Copy each line exactly. Leave nothing out.

(Dataset excerpts)

-*-

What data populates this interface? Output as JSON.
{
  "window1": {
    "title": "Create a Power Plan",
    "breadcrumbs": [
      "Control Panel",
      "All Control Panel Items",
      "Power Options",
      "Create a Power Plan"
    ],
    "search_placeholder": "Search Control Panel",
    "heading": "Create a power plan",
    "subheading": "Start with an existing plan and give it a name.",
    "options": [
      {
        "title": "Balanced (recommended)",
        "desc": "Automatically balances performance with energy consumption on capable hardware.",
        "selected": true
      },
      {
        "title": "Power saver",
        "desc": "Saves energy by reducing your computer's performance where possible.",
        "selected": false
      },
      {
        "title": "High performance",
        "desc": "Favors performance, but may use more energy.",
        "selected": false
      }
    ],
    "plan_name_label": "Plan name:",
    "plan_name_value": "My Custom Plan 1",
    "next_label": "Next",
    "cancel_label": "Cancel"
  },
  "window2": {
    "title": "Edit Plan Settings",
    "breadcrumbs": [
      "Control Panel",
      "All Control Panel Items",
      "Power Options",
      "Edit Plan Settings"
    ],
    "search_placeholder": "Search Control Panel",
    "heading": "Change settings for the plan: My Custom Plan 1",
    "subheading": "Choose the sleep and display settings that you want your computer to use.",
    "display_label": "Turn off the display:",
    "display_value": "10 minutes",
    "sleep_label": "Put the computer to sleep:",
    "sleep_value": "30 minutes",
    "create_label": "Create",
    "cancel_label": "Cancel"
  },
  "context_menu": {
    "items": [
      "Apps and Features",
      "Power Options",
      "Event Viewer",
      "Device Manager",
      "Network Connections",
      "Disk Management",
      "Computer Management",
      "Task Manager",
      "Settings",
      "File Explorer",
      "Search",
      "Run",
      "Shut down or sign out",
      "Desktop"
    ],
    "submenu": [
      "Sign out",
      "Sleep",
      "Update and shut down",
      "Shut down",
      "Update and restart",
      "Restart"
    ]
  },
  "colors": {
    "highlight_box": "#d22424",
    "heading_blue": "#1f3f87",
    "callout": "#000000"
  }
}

-*-

▶ THE SOLUTION
What data populates this interface? Output as JSON.
{
  "window1": {
    "title": "Create a Power Plan",
    "breadcrumbs": [
      "Control Panel",
      "All Control Panel Items",
      "Power Options",
      "Create a Power Plan"
    ],
    "search_placeholder": "Search Control Panel",
    "heading": "Create a power plan",
    "subheading": "Start with an existing plan and give it a name.",
    "options": [
      {
        "title": "Balanced (recommended)",
        "desc": "Automatically balances performance with energy consumption on capable hardware.",
        "selected": true
      },
      {
        "title": "Power saver",
        "desc": "Saves energy by reducing your computer's performance where possible.",
        "selected": false
      },
      {
        "title": "High performance",
        "desc": "Favors performance, but may use more energy.",
        "selected": false
      }
    ],
    "plan_name_label": "Plan name:",
    "plan_name_value": "My Custom Plan 1",
    "next_label": "Next",
    "cancel_label": "Cancel"
  },
  "window2": {
    "title": "Edit Plan Settings",
    "breadcrumbs": [
      "Control Panel",
      "All Control Panel Items",
      "Power Options",
      "Edit Plan Settings"
    ],
    "search_placeholder": "Search Control Panel",
    "heading": "Change settings for the plan: My Custom Plan 1",
    "subheading": "Choose the sleep and display settings that you want your computer to use.",
    "display_label": "Turn off the display:",
    "display_value": "10 minutes",
    "sleep_label": "Put the computer to sleep:",
    "sleep_value": "30 minutes",
    "create_label": "Create",
    "cancel_label": "Cancel"
  },
  "context_menu": {
    "items": [
      "Apps and Features",
      "Power Options",
      "Event Viewer",
      "Device Manager",
      "Network Connections",
      "Disk Management",
      "Computer Management",
      "Task Manager",
      "Settings",
      "File Explorer",
      "Search",
      "Run",
      "Shut down or sign out",
      "Desktop"
    ],
    "submenu": [
      "Sign out",
      "Sleep",
      "Update and shut down",
      "Shut down",
      "Update and restart",
      "Restart"
    ]
  },
  "colors": {
    "highlight_box": "#d22424",
    "heading_blue": "#1f3f87",
    "callout": "#000000"
  }
}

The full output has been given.